● DATASET RECORDS
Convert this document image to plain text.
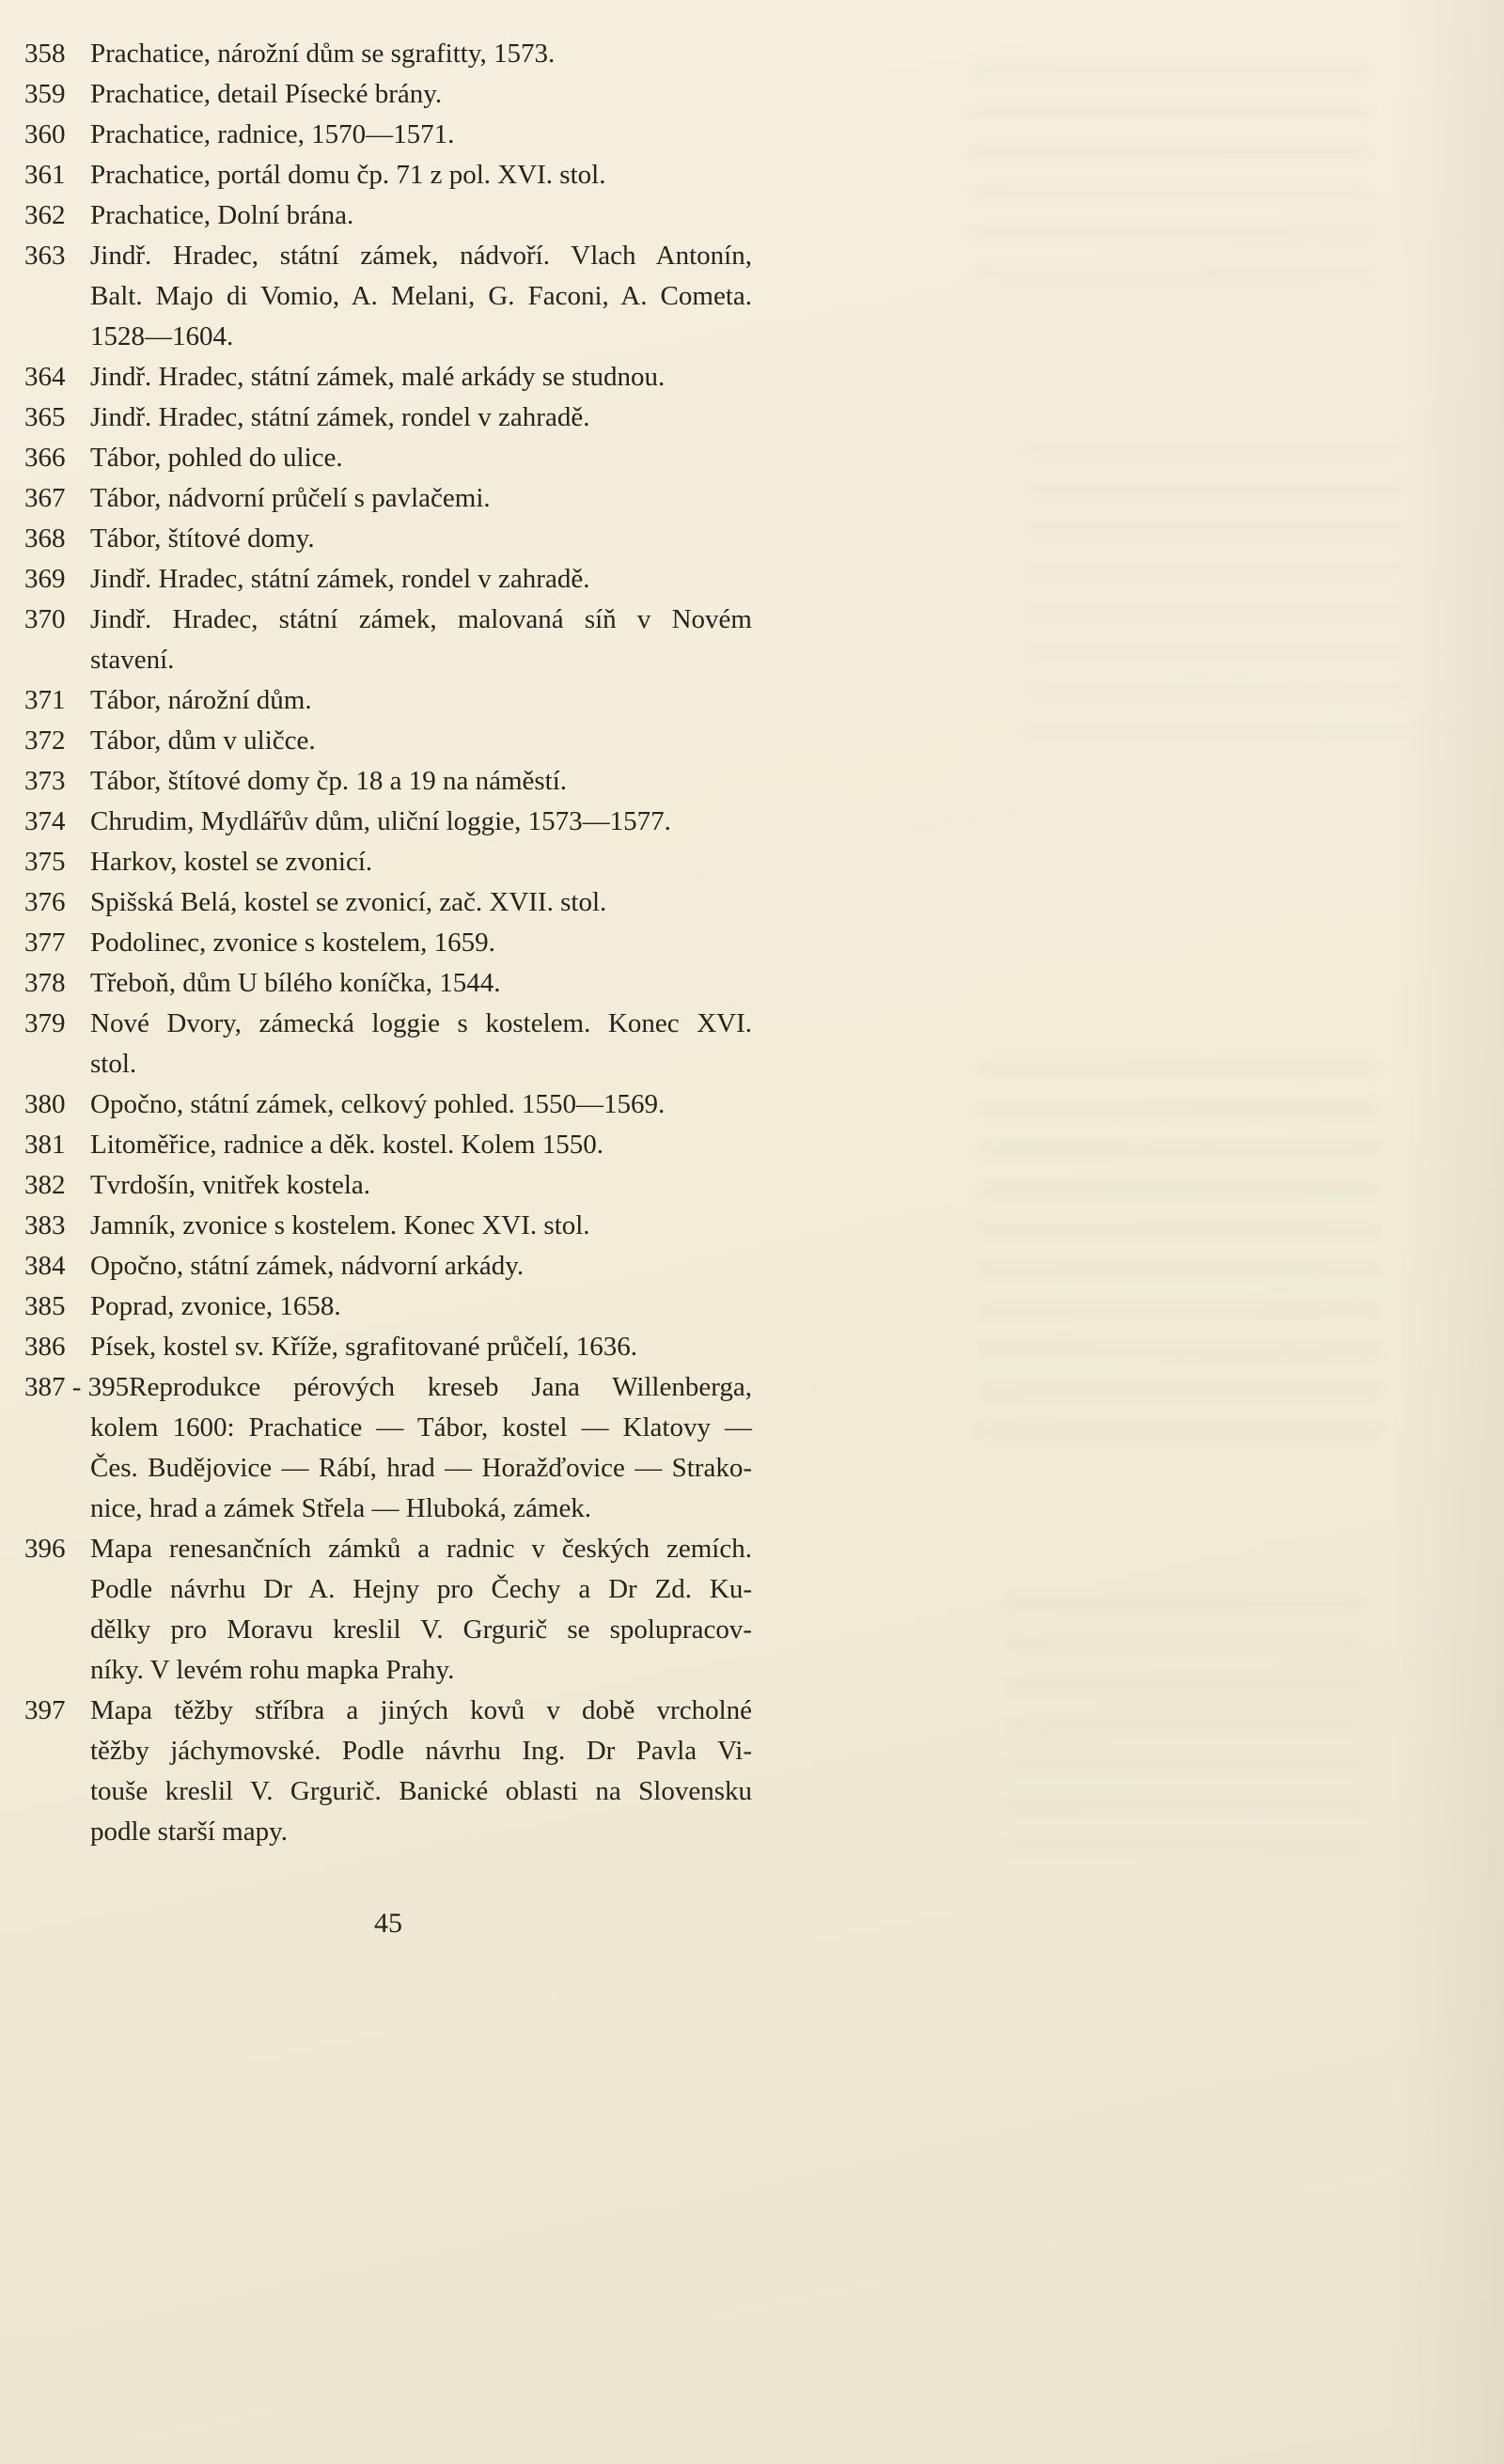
358 Prachatice, nárožní dům se sgrafitty, 1573.
359 Prachatice, detail Písecké brány.
360 Prachatice, radnice, 1570—1571.
361 Prachatice, portál domu čp. 71 z pol. XVI. stol.
362 Prachatice, Dolní brána.
363 Jindř. Hradec, státní zámek, nádvoří. Vlach Antonín,
Balt. Majo di Vomio, A. Melani, G. Faconi, A. Cometa.
1528—1604.
364 Jindř. Hradec, státní zámek, malé arkády se studnou.
365 Jindř. Hradec, státní zámek, rondel v zahradě.
366 Tábor, pohled do ulice.
367 Tábor, nádvorní průčelí s pavlačemi.
368 Tábor, štítové domy.
369 Jindř. Hradec, státní zámek, rondel v zahradě.
370 Jindř. Hradec, státní zámek, malovaná síň v Novém
stavení.
371 Tábor, nárožní dům.
372 Tábor, dům v uličce.
373 Tábor, štítové domy čp. 18 a 19 na náměstí.
374 Chrudim, Mydlářův dům, uliční loggie, 1573—1577.
375 Harkov, kostel se zvonicí.
376 Spišská Belá, kostel se zvonicí, zač. XVII. stol.
377 Podolinec, zvonice s kostelem, 1659.
378 Třeboň, dům U bílého koníčka, 1544.
379 Nové Dvory, zámecká loggie s kostelem. Konec XVI.
stol.
380 Opočno, státní zámek, celkový pohled. 1550—1569.
381 Litoměřice, radnice a děk. kostel. Kolem 1550.
382 Tvrdošín, vnitřek kostela.
383 Jamník, zvonice s kostelem. Konec XVI. stol.
384 Opočno, státní zámek, nádvorní arkády.
385 Poprad, zvonice, 1658.
386 Písek, kostel sv. Kříže, sgrafitované průčelí, 1636.
387 - 395Reprodukce pérových kreseb Jana Willenberga,
kolem 1600: Prachatice — Tábor, kostel — Klatovy —
Čes. Budějovice — Rábí, hrad — Horažďovice — Strako-
nice, hrad a zámek Střela — Hluboká, zámek.
396 Mapa renesančních zámků a radnic v českých zemích.
Podle návrhu Dr A. Hejny pro Čechy a Dr Zd. Ku-
dělky pro Moravu kreslil V. Grgurič se spolupracov-
níky. V levém rohu mapka Prahy.
397 Mapa těžby stříbra a jiných kovů v době vrcholné
těžby jáchymovské. Podle návrhu Ing. Dr Pavla Vi-
touše kreslil V. Grgurič. Banické oblasti na Slovensku
podle starší mapy.
45
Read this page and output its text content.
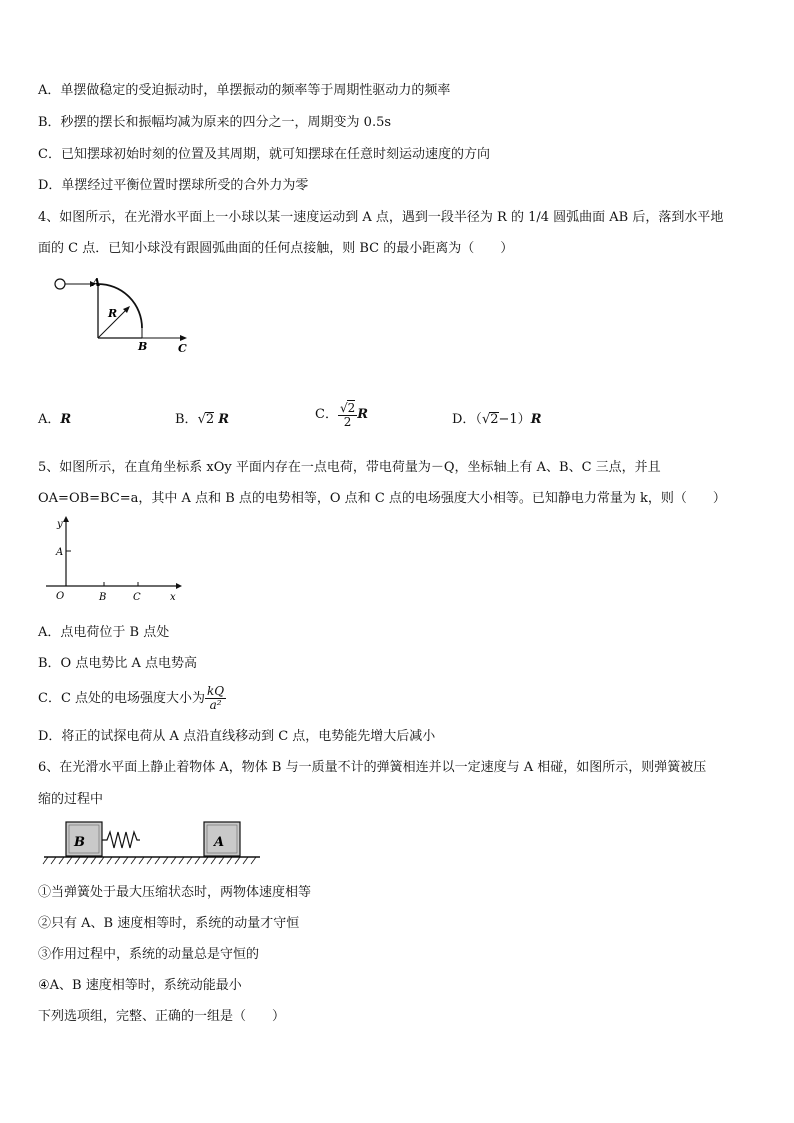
A．单摆做稳定的受迫振动时，单摆振动的频率等于周期性驱动力的频率
B．秒摆的摆长和振幅均减为原来的四分之一，周期变为 0.5s
C．已知摆球初始时刻的位置及其周期，就可知摆球在任意时刻运动速度的方向
D．单摆经过平衡位置时摆球所受的合外力为零
4、如图所示，在光滑水平面上一小球以某一速度运动到 A 点，遇到一段半径为 R 的 1/4 圆弧曲面 AB 后，落到水平地
面的 C 点．已知小球没有跟圆弧曲面的任何点接触，则 BC 的最小距离为（　　）
A
R
B	C
A．R	B．√2 R	C． $\frac{√2}{2}$ R	D．（√2−1）R
5、如图所示，在直角坐标系 xOy 平面内存在一点电荷，带电荷量为－Q，坐标轴上有 A、B、C 三点，并且
OA=OB=BC=a，其中 A 点和 B 点的电势相等，O 点和 C 点的电场强度大小相等。已知静电力常量为 k，则（　　）
y
A
O	B	C	x
A．点电荷位于 B 点处
B．O 点电势比 A 点电势高
C．C 点处的电场强度大小为 $\frac{kQ}{\text{a²}}$
D．将正的试探电荷从 A 点沿直线移动到 C 点，电势能先增大后减小
6、在光滑水平面上静止着物体 A，物体 B 与一质量不计的弹簧相连并以一定速度与 A 相碰，如图所示，则弹簧被压
缩的过程中
B	A
①当弹簧处于最大压缩状态时，两物体速度相等
②只有 A、B 速度相等时，系统的动量才守恒
③作用过程中，系统的动量总是守恒的
④A、B 速度相等时，系统动能最小
下列选项组，完整、正确的一组是（　　）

● WHAT IS REQUIRED
Would you set down the listing exactly, omitting pictures?

● RESPONSE TO THE EXERCISE
Convert this document image to plain text.
358 Prachatice, nárožní dům se sgrafitty, 1573.
359 Prachatice, detail Písecké brány.
360 Prachatice, radnice, 1570—1571.
361 Prachatice, portál domu čp. 71 z pol. XVI. stol.
362 Prachatice, Dolní brána.
363 Jindř. Hradec, státní zámek, nádvoří. Vlach Antonín,
Balt. Majo di Vomio, A. Melani, G. Faconi, A. Cometa.
1528—1604.
364 Jindř. Hradec, státní zámek, malé arkády se studnou.
365 Jindř. Hradec, státní zámek, rondel v zahradě.
366 Tábor, pohled do ulice.
367 Tábor, nádvorní průčelí s pavlačemi.
368 Tábor, štítové domy.
369 Jindř. Hradec, státní zámek, rondel v zahradě.
370 Jindř. Hradec, státní zámek, malovaná síň v Novém
stavení.
371 Tábor, nárožní dům.
372 Tábor, dům v uličce.
373 Tábor, štítové domy čp. 18 a 19 na náměstí.
374 Chrudim, Mydlářův dům, uliční loggie, 1573—1577.
375 Harkov, kostel se zvonicí.
376 Spišská Belá, kostel se zvonicí, zač. XVII. stol.
377 Podolinec, zvonice s kostelem, 1659.
378 Třeboň, dům U bílého koníčka, 1544.
379 Nové Dvory, zámecká loggie s kostelem. Konec XVI.
stol.
380 Opočno, státní zámek, celkový pohled. 1550—1569.
381 Litoměřice, radnice a děk. kostel. Kolem 1550.
382 Tvrdošín, vnitřek kostela.
383 Jamník, zvonice s kostelem. Konec XVI. stol.
384 Opočno, státní zámek, nádvorní arkády.
385 Poprad, zvonice, 1658.
386 Písek, kostel sv. Kříže, sgrafitované průčelí, 1636.
387 - 395Reprodukce pérových kreseb Jana Willenberga,
kolem 1600: Prachatice — Tábor, kostel — Klatovy —
Čes. Budějovice — Rábí, hrad — Horažďovice — Strako-
nice, hrad a zámek Střela — Hluboká, zámek.
396 Mapa renesančních zámků a radnic v českých zemích.
Podle návrhu Dr A. Hejny pro Čechy a Dr Zd. Ku-
dělky pro Moravu kreslil V. Grgurič se spolupracov-
níky. V levém rohu mapka Prahy.
397 Mapa těžby stříbra a jiných kovů v době vrcholné
těžby jáchymovské. Podle návrhu Ing. Dr Pavla Vi-
touše kreslil V. Grgurič. Banické oblasti na Slovensku
podle starší mapy.
45
Read this page and output its text content.
A．单摆做稳定的受迫振动时，单摆振动的频率等于周期性驱动力的频率
B．秒摆的摆长和振幅均减为原来的四分之一，周期变为 0.5s
C．已知摆球初始时刻的位置及其周期，就可知摆球在任意时刻运动速度的方向
D．单摆经过平衡位置时摆球所受的合外力为零
4、如图所示，在光滑水平面上一小球以某一速度运动到 A 点，遇到一段半径为 R 的 1/4 圆弧曲面 AB 后，落到水平地
面的 C 点．已知小球没有跟圆弧曲面的任何点接触，则 BC 的最小距离为（　　）
A
R
B	C
A．R	B．√2 R	C． $\frac{√2}{2}$ R	D．（√2−1）R
5、如图所示，在直角坐标系 xOy 平面内存在一点电荷，带电荷量为－Q，坐标轴上有 A、B、C 三点，并且
OA=OB=BC=a，其中 A 点和 B 点的电势相等，O 点和 C 点的电场强度大小相等。已知静电力常量为 k，则（　　）
y
A
O	B	C	x
A．点电荷位于 B 点处
B．O 点电势比 A 点电势高
C．C 点处的电场强度大小为 $\frac{kQ}{\text{a²}}$
D．将正的试探电荷从 A 点沿直线移动到 C 点，电势能先增大后减小
6、在光滑水平面上静止着物体 A，物体 B 与一质量不计的弹簧相连并以一定速度与 A 相碰，如图所示，则弹簧被压
缩的过程中
B	A
①当弹簧处于最大压缩状态时，两物体速度相等
②只有 A、B 速度相等时，系统的动量才守恒
③作用过程中，系统的动量总是守恒的
④A、B 速度相等时，系统动能最小
下列选项组，完整、正确的一组是（　　）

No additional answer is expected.